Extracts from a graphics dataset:
+-------+

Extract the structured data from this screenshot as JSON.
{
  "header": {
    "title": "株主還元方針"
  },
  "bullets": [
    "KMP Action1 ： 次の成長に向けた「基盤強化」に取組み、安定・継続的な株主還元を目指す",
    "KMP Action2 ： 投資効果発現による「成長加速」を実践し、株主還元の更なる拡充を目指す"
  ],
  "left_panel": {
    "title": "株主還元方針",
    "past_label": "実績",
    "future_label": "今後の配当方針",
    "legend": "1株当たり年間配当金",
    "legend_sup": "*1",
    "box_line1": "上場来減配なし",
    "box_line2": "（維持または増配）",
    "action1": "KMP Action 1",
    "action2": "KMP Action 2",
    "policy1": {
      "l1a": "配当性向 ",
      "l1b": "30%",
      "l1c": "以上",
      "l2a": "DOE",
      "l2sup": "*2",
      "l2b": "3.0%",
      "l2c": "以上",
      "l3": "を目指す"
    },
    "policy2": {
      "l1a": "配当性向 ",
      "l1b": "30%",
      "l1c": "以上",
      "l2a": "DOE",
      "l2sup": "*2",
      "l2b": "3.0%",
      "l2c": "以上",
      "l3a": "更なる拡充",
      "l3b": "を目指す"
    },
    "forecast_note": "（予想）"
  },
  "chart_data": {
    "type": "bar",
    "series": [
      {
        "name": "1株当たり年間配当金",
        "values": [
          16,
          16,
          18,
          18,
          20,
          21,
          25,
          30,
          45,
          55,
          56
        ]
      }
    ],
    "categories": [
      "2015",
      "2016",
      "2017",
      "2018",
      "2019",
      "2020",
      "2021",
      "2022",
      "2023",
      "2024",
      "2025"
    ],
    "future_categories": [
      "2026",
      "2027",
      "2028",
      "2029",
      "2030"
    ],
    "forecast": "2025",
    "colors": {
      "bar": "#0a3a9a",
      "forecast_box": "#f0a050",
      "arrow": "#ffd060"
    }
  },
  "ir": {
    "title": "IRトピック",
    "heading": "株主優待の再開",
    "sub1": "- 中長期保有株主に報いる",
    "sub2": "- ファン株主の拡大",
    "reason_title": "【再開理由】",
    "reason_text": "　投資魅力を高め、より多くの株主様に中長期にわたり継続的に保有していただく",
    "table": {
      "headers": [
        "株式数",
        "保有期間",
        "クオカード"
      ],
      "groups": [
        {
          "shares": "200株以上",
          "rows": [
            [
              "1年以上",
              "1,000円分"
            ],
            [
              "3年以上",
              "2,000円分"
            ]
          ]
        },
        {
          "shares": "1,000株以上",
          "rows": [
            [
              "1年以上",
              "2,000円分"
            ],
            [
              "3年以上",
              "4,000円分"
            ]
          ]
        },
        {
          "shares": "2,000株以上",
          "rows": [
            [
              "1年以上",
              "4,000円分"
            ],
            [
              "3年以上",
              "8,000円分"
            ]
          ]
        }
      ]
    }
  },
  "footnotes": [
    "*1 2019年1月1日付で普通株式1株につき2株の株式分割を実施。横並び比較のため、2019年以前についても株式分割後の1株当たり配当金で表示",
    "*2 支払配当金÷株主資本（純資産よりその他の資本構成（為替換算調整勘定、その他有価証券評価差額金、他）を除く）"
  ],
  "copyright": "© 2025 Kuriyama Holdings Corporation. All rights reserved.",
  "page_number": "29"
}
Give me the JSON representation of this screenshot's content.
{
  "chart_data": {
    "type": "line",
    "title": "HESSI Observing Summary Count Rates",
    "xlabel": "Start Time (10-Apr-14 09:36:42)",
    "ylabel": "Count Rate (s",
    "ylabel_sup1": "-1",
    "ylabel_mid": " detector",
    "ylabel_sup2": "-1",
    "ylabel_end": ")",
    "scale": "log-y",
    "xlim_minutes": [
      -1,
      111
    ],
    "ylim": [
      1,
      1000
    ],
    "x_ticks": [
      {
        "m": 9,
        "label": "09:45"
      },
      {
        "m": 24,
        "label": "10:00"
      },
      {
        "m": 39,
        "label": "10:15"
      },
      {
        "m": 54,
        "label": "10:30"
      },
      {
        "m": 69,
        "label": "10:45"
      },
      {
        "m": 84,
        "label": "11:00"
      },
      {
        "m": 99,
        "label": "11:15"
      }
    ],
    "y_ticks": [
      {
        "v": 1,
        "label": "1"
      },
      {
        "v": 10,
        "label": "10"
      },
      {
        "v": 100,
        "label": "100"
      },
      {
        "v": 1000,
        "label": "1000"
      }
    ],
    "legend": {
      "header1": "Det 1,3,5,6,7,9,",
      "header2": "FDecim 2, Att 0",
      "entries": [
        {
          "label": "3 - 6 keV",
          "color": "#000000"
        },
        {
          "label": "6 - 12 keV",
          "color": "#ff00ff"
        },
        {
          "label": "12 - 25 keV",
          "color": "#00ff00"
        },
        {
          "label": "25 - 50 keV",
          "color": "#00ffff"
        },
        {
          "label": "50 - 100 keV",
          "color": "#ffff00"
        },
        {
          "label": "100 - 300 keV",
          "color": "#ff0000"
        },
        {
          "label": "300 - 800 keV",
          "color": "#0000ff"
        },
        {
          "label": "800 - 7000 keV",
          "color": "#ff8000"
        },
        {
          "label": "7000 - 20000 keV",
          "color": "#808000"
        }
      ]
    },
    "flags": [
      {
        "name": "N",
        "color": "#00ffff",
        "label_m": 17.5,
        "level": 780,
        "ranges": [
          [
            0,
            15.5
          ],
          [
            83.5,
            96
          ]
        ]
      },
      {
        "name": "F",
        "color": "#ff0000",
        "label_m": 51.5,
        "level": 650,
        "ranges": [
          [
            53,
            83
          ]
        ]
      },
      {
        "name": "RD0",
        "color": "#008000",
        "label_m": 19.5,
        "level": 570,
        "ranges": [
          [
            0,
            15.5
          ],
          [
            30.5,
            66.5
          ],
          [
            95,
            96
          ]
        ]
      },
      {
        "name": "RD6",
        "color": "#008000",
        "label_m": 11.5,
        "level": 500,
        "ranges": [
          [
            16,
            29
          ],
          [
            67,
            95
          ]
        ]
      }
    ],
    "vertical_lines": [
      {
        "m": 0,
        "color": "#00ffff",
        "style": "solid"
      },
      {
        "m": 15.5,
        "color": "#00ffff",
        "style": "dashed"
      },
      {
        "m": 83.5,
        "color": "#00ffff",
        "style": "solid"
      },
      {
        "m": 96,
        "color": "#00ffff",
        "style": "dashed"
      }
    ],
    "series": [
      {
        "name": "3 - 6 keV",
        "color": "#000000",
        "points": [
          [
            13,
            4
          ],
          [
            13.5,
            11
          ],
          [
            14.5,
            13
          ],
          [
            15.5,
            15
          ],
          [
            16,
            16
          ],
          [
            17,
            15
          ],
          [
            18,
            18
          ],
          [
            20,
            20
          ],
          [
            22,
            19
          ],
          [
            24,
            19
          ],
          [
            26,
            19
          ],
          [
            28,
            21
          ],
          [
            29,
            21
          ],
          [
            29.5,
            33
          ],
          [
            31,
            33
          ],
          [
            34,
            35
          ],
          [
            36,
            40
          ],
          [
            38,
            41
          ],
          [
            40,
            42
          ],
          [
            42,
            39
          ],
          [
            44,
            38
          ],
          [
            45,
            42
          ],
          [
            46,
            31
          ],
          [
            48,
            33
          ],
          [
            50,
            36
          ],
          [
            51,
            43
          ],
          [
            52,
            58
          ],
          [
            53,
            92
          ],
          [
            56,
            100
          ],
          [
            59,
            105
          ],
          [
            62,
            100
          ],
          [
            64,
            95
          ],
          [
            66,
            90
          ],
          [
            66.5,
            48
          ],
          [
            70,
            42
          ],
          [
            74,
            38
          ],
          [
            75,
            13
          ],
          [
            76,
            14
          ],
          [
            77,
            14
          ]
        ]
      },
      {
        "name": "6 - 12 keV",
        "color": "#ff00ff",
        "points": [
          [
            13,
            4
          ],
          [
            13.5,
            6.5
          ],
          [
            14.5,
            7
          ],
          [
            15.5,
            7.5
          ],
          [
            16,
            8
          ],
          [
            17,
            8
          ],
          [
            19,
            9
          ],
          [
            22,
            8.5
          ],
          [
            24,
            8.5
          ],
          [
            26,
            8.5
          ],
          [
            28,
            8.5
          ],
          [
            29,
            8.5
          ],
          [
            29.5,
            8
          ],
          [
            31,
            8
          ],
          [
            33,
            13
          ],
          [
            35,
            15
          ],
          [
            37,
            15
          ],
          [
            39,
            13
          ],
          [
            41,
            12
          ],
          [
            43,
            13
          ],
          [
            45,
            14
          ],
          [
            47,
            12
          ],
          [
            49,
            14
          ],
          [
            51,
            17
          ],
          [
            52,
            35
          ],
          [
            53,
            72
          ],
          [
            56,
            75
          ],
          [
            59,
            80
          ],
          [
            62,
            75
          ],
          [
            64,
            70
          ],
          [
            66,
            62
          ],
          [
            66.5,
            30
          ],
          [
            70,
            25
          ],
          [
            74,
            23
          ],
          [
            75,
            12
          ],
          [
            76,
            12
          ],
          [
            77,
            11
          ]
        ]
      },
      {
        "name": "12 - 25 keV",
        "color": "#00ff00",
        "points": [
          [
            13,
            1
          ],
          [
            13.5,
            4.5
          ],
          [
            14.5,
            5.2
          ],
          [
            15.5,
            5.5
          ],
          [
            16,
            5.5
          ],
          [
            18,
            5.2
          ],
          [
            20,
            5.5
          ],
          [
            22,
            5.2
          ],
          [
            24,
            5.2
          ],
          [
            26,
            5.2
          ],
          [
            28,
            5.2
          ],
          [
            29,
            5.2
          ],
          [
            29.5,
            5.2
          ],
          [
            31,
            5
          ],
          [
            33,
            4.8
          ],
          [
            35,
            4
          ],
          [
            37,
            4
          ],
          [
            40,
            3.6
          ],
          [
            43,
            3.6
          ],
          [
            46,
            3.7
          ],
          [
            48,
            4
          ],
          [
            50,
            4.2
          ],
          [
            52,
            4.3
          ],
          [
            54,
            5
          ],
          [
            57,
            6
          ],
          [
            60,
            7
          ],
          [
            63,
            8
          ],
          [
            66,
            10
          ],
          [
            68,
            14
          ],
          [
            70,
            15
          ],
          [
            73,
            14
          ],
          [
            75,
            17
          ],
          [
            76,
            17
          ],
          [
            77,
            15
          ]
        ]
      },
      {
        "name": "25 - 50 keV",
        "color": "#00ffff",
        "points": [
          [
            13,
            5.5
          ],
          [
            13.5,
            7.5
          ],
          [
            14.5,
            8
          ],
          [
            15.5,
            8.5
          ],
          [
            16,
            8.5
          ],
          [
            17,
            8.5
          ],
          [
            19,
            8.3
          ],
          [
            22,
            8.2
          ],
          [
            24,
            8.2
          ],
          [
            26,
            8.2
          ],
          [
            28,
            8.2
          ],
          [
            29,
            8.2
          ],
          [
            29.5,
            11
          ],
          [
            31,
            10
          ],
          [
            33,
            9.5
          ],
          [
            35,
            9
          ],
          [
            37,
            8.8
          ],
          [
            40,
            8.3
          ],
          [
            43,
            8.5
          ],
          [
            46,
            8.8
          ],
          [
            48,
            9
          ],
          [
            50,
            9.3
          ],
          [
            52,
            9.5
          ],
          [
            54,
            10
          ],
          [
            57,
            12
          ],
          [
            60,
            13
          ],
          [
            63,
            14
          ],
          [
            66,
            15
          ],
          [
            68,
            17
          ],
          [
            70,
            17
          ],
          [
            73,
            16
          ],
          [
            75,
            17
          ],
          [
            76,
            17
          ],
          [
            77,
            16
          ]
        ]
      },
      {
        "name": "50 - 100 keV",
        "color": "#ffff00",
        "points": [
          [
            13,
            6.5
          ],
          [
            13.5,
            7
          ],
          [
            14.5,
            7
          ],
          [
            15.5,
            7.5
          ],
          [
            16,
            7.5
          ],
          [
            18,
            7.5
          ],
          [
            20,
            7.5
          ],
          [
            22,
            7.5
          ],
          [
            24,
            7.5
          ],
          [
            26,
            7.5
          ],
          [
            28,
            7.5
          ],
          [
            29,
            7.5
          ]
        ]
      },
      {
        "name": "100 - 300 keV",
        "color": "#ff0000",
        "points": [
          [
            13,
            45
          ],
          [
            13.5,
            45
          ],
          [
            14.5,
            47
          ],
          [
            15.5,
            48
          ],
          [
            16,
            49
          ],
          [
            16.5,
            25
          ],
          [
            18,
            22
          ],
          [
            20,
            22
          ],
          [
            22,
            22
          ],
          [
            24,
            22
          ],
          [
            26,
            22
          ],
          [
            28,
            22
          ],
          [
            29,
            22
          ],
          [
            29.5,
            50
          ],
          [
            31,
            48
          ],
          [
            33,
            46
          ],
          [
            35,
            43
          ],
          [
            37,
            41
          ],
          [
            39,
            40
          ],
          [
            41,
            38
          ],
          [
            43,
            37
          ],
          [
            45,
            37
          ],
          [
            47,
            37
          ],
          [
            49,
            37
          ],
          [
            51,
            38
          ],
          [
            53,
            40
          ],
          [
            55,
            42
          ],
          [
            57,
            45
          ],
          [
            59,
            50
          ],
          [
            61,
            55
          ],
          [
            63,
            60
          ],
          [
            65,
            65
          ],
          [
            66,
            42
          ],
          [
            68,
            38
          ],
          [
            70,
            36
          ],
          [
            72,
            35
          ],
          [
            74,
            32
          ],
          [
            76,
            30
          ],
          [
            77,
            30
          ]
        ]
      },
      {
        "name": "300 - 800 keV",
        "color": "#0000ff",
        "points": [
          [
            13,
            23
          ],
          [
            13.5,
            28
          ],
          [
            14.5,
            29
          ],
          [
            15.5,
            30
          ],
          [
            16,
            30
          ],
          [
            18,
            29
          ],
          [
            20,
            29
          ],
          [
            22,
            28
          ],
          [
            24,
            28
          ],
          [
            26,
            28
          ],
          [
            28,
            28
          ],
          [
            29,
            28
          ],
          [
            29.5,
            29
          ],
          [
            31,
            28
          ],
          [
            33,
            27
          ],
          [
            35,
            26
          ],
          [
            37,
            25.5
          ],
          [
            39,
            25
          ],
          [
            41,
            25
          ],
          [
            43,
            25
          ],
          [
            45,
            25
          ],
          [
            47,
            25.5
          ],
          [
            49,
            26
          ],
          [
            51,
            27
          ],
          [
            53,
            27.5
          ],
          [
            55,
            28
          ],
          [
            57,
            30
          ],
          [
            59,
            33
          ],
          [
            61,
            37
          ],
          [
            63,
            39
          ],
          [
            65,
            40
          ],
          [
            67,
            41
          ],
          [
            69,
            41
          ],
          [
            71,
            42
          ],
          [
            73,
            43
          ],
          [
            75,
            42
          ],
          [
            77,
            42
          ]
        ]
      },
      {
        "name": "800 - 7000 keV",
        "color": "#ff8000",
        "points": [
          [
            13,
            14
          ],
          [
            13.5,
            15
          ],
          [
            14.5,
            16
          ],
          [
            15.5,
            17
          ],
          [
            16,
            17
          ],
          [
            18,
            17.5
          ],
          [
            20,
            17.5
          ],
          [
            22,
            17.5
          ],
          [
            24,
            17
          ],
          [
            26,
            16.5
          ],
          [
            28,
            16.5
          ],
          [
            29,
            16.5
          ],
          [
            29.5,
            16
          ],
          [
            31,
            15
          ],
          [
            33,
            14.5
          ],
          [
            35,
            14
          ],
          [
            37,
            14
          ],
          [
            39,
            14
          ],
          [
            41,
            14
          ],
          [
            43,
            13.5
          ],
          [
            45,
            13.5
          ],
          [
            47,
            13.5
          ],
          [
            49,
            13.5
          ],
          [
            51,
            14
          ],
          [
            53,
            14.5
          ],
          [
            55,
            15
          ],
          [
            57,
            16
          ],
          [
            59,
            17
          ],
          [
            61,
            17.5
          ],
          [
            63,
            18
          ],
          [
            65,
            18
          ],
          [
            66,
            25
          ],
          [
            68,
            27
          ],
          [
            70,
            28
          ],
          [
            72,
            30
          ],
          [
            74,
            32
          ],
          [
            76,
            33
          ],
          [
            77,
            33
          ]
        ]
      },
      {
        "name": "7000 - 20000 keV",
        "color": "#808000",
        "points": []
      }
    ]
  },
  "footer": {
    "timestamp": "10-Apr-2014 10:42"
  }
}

+-------+

What the task asks: Look over the listing. Pull out every line with the string "level" in it.

Expected output:
        "level": 780,
        "level": 650,
        "level": 570,
        "level": 500,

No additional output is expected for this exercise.